GOAL OF THE EXERCISE: Below are some records. Pull every line that contains the word "муниципальный".

RECORDS SUPPLIED:

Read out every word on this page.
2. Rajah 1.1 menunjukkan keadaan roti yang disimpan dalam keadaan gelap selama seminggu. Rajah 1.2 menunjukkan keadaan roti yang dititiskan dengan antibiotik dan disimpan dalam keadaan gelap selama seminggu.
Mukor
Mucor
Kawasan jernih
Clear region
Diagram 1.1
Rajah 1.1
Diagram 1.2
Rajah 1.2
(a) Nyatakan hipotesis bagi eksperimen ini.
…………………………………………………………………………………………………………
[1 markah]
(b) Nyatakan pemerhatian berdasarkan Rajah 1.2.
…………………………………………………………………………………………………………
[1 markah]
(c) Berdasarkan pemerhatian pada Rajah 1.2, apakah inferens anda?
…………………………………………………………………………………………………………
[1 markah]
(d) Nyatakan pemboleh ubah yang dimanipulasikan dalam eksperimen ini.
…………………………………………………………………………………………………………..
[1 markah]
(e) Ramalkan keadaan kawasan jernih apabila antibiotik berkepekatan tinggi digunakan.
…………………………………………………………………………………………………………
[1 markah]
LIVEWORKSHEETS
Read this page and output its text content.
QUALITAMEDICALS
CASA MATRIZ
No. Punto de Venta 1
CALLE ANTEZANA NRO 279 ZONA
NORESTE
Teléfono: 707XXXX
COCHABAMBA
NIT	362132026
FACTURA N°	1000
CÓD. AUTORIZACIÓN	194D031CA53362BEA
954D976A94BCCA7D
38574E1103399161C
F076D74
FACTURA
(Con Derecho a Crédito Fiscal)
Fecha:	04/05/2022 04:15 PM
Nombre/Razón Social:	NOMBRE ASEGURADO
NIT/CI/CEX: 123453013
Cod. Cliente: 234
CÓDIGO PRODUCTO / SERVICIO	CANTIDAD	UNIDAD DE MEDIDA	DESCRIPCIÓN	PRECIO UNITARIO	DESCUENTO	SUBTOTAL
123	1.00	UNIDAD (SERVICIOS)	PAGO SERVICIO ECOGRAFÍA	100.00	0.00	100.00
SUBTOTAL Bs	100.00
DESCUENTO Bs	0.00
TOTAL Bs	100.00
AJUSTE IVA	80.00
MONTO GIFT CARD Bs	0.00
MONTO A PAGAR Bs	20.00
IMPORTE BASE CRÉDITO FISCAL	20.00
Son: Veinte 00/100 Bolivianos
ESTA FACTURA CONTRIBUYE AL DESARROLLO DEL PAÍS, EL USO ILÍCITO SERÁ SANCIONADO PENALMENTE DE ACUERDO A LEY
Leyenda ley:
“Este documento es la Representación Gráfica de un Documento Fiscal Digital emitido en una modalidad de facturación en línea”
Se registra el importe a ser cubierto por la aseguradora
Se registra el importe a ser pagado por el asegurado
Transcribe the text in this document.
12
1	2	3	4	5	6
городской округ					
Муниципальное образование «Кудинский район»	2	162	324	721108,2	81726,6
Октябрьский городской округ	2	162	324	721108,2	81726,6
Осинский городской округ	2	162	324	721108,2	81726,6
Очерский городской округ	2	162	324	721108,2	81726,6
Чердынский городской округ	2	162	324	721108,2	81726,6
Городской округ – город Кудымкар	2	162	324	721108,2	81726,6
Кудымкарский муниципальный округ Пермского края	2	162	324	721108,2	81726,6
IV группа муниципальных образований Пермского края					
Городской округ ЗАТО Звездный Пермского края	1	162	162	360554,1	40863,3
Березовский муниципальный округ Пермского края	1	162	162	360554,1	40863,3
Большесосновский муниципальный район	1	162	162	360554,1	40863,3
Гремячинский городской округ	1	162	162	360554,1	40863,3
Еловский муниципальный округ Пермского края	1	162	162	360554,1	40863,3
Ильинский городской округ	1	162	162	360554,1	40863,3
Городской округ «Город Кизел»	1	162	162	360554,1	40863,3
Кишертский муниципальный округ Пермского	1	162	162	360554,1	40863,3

OUTPUT BELOW:
Кудымкарский муниципальный округ Пермского края	2	162	324	721108,2	81726,6
Березовский муниципальный округ Пермского края	1	162	162	360554,1	40863,3
Большесосновский муниципальный район	1	162	162	360554,1	40863,3
Еловский муниципальный округ Пермского края	1	162	162	360554,1	40863,3
Кишертский муниципальный округ Пермского	1	162	162	360554,1	40863,3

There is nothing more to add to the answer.